----- Material to process -----
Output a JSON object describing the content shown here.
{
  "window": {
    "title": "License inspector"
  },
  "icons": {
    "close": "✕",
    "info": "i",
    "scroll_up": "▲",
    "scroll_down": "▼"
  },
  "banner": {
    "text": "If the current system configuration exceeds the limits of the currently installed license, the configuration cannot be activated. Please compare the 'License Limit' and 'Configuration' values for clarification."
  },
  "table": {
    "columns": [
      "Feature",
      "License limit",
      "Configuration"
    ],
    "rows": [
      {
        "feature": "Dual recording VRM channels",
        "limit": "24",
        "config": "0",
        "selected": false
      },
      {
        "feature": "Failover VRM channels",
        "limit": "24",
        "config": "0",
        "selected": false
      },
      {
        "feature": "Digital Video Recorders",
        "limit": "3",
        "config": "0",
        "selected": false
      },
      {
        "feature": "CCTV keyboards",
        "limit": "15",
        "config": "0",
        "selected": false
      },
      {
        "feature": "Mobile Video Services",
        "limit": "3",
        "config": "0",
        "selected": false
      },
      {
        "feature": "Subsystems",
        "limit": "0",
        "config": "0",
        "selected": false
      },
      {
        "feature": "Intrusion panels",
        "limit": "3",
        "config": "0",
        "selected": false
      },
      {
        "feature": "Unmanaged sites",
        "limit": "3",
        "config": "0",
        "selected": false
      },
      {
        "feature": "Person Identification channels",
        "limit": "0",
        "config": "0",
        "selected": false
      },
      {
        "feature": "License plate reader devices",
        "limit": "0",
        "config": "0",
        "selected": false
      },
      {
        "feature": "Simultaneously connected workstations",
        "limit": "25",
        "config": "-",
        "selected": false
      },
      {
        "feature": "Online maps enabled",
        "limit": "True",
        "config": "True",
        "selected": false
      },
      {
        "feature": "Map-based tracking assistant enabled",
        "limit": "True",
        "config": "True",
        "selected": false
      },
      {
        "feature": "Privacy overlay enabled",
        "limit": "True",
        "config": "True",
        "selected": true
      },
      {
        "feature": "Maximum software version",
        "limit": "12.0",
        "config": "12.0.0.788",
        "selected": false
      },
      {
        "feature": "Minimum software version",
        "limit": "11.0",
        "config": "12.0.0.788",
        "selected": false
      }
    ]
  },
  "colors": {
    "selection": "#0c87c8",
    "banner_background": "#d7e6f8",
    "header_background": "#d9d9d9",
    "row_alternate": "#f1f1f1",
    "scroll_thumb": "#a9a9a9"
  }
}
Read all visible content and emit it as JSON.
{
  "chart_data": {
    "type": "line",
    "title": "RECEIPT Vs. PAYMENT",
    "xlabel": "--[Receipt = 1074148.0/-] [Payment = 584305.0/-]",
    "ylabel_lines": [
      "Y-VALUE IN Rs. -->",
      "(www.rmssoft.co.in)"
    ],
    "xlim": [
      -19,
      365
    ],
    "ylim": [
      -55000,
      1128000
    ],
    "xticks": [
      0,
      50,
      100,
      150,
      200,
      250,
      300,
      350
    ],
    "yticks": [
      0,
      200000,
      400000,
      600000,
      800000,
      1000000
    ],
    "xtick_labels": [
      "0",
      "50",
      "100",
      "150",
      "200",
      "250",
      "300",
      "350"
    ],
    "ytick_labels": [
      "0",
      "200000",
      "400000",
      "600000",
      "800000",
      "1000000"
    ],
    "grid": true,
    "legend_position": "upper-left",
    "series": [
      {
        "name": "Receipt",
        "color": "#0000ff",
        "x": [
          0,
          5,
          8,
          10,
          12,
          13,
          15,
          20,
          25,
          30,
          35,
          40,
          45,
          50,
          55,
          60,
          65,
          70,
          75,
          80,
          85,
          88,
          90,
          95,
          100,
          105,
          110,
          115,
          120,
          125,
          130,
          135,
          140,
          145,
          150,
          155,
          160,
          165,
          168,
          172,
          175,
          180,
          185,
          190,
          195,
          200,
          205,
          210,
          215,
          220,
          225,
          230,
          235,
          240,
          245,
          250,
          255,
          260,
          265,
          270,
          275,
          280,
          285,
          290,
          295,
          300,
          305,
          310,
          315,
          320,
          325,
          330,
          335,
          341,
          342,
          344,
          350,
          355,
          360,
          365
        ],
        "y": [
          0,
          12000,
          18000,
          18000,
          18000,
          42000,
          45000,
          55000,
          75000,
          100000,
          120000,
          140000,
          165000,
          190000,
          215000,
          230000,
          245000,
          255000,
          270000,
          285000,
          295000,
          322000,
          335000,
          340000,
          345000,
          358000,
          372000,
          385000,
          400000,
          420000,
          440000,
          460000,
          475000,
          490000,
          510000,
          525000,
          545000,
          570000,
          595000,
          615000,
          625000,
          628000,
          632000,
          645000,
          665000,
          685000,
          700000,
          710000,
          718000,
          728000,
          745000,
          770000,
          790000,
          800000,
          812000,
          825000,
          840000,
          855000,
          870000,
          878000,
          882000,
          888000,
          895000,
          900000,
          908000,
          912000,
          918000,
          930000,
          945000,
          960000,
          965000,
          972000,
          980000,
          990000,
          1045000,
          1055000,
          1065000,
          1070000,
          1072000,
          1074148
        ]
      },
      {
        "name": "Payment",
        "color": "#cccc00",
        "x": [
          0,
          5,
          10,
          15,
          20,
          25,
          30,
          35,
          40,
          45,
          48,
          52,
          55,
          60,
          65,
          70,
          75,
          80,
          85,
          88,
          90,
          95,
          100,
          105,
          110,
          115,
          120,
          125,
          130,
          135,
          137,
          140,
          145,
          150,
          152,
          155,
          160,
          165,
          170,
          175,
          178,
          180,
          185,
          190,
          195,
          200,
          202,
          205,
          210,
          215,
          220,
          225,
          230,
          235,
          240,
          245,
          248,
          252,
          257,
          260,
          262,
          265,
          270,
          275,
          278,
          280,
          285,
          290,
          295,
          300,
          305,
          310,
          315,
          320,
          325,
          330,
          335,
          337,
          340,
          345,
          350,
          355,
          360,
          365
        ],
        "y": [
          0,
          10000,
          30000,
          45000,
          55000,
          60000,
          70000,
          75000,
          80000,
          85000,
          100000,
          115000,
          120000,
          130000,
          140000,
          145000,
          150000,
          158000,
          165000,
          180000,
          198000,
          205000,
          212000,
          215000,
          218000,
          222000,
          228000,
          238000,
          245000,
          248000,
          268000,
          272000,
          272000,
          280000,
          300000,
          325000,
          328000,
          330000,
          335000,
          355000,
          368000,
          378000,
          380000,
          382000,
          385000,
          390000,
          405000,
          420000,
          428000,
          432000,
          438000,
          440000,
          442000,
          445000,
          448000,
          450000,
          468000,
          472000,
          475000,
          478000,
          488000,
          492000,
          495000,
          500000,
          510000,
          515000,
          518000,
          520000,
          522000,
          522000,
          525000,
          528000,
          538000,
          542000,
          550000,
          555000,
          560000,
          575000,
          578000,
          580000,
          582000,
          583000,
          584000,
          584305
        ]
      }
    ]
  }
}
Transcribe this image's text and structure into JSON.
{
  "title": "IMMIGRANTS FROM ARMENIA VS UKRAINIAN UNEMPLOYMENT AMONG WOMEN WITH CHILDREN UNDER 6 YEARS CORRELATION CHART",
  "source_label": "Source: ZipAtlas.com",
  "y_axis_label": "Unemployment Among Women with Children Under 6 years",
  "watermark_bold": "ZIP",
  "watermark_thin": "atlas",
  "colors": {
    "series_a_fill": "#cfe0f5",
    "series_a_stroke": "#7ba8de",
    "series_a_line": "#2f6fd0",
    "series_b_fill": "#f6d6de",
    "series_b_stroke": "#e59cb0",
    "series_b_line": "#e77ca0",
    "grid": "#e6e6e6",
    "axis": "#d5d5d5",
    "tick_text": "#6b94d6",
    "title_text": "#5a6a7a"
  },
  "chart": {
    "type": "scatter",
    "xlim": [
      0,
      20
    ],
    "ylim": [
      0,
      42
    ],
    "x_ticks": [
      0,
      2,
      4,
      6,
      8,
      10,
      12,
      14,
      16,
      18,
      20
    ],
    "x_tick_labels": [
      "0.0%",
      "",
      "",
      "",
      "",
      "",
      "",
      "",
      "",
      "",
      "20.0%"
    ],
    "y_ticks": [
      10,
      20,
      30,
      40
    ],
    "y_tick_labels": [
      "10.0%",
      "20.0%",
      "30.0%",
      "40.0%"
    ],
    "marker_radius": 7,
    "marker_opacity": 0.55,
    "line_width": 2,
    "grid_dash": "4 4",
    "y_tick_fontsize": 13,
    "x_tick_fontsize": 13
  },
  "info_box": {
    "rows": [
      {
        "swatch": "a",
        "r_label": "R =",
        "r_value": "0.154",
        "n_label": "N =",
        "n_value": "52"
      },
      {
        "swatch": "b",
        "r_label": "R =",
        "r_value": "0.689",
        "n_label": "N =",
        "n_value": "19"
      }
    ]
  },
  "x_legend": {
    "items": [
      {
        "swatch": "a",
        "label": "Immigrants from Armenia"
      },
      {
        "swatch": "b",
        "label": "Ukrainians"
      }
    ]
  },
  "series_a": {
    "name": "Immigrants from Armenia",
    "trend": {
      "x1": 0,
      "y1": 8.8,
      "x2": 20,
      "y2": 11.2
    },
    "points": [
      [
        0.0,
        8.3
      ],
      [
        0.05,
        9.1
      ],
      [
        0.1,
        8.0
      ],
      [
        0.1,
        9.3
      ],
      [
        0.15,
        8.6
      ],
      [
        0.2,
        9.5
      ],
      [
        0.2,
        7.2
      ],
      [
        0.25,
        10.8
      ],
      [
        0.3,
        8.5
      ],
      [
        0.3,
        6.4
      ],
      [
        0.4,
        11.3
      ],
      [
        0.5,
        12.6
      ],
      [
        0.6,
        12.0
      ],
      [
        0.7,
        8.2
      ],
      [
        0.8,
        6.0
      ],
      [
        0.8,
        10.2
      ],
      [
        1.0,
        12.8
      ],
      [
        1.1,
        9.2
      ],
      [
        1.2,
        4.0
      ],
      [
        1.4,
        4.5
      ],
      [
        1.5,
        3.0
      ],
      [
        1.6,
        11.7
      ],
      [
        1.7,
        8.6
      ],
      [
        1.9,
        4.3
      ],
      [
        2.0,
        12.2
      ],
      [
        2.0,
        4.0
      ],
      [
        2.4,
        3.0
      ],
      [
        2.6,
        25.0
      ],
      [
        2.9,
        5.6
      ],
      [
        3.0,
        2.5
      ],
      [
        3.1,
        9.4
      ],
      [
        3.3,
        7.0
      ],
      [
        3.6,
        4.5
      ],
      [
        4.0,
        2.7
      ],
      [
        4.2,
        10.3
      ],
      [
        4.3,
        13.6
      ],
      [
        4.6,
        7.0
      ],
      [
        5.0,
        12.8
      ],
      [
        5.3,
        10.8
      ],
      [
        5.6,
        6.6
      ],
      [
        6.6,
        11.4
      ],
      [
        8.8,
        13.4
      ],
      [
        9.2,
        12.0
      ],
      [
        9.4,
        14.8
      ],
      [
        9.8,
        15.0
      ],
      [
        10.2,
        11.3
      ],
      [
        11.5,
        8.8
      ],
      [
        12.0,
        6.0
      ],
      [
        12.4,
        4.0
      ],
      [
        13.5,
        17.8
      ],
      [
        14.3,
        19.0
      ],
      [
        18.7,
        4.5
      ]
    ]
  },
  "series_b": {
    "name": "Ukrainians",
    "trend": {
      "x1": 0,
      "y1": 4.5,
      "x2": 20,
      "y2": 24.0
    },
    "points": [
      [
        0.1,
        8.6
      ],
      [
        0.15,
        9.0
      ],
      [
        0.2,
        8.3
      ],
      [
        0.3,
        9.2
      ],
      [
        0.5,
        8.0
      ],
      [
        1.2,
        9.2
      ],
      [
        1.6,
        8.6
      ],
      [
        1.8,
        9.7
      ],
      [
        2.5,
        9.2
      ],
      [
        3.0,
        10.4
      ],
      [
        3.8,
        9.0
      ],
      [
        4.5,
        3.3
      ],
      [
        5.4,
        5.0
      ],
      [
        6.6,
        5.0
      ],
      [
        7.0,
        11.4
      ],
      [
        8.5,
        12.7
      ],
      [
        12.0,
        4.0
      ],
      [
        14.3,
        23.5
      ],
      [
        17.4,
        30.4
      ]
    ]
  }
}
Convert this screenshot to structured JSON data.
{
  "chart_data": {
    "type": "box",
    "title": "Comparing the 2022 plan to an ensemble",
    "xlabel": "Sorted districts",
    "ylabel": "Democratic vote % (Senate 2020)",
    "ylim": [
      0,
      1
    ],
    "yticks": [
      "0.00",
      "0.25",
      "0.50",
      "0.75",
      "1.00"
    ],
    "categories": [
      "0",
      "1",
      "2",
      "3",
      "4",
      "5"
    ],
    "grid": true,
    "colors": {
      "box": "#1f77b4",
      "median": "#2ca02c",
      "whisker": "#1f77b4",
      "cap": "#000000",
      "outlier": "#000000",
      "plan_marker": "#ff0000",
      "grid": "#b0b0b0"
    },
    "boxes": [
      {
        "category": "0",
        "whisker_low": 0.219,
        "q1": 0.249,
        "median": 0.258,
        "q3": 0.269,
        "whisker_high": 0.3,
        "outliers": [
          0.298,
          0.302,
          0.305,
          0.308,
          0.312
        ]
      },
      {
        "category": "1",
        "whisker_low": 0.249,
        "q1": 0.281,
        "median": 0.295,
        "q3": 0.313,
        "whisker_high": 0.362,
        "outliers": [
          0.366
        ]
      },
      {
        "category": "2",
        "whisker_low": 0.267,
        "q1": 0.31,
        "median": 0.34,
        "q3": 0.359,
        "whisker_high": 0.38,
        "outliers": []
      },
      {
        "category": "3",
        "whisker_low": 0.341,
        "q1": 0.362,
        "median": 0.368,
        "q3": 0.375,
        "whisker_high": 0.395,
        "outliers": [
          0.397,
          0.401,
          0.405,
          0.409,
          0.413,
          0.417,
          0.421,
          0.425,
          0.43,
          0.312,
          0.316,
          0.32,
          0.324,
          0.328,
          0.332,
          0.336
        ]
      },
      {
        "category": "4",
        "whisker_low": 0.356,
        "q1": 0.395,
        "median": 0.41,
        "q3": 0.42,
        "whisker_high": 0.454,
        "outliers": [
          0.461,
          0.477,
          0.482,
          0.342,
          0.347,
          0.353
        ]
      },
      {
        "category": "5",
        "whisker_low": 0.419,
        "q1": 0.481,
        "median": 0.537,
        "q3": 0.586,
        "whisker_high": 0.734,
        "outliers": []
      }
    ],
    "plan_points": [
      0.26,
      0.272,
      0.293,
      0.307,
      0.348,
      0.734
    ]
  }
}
-----
◆ **Exercise prompt**
Write out every line of the entries that holds the word "JSON".

◆ **Expected answer**
Output a JSON object describing the content shown here.
Read all visible content and emit it as JSON.
Transcribe this image's text and structure into JSON.
Convert this screenshot to structured JSON data.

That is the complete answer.